**Stated goal:**
Could you copy every line from the material below in which "Landschaftsarchitektur" appears?

┌─ Record list

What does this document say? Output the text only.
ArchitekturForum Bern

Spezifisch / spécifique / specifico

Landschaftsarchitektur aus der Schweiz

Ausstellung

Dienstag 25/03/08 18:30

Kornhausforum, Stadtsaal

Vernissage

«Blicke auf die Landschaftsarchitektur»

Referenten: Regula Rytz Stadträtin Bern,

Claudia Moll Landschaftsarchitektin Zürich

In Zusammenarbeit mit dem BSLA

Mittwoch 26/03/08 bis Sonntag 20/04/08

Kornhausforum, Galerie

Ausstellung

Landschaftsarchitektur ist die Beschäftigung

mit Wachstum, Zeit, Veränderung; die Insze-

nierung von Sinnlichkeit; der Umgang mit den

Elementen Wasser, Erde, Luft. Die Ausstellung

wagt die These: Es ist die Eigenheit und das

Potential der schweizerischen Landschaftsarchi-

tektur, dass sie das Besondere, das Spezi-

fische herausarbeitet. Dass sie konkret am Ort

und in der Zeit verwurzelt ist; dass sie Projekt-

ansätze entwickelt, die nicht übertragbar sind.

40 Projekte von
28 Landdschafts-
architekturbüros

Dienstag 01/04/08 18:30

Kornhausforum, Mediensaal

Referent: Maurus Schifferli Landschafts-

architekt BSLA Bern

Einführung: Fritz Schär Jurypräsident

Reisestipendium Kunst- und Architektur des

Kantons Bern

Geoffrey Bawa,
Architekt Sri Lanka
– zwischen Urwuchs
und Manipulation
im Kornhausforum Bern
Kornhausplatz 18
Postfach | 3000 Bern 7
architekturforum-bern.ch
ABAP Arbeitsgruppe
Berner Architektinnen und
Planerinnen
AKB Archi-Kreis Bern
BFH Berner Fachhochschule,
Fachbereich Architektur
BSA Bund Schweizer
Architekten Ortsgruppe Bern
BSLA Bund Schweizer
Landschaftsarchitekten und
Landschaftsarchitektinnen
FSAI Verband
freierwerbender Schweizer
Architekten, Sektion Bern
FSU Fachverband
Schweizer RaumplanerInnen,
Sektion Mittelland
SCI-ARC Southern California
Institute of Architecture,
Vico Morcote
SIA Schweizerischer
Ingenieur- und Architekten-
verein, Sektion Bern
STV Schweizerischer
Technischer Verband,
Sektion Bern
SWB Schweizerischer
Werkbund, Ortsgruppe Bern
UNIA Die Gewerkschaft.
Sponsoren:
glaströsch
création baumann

└─
┌─ Record list

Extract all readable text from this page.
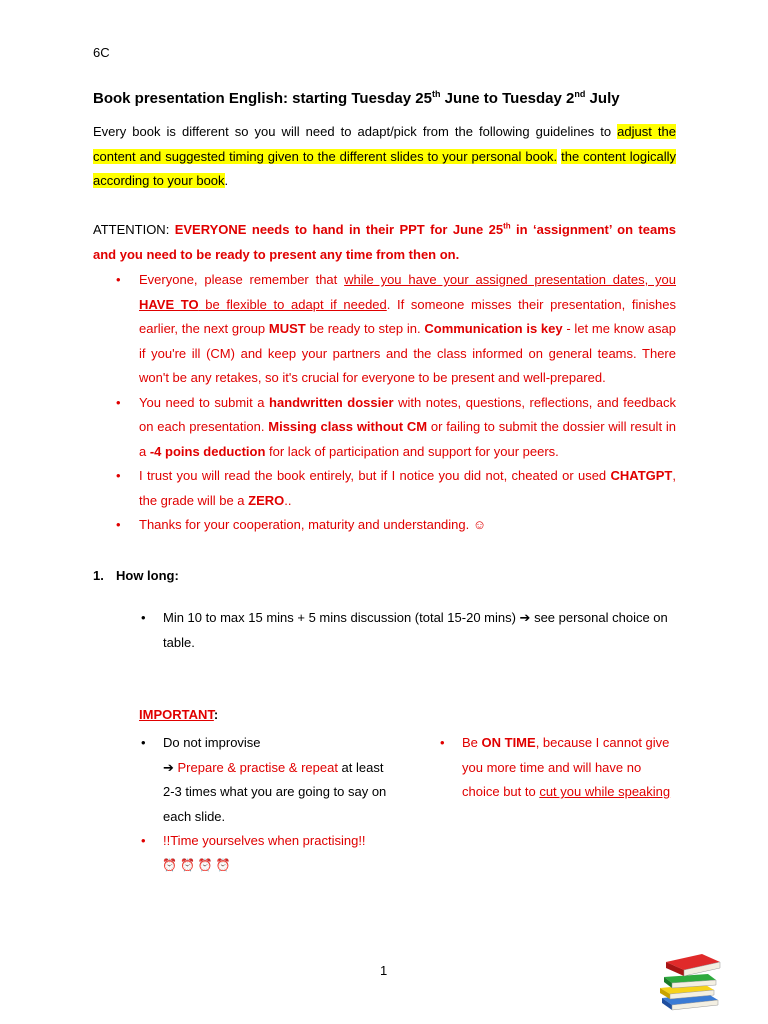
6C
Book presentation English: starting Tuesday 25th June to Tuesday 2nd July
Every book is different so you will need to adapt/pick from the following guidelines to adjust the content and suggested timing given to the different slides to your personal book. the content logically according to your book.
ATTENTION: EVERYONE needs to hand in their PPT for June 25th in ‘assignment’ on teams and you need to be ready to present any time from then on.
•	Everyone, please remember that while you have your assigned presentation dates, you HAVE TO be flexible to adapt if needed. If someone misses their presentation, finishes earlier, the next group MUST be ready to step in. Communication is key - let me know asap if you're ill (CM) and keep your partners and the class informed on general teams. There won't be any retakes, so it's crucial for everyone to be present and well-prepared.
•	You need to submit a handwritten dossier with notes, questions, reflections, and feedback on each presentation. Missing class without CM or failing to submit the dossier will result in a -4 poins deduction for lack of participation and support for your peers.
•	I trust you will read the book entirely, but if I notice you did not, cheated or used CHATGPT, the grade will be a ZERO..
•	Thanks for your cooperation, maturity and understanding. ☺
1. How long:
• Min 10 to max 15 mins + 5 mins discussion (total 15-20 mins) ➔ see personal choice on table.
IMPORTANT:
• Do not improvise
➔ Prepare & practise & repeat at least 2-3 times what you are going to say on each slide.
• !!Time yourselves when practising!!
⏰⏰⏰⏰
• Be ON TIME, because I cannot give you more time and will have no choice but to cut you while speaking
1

└─

**Response to the task:**
Landschaftsarchitektur aus der Schweiz
«Blicke auf die Landschaftsarchitektur»
Landschaftsarchitektur ist die Beschäftigung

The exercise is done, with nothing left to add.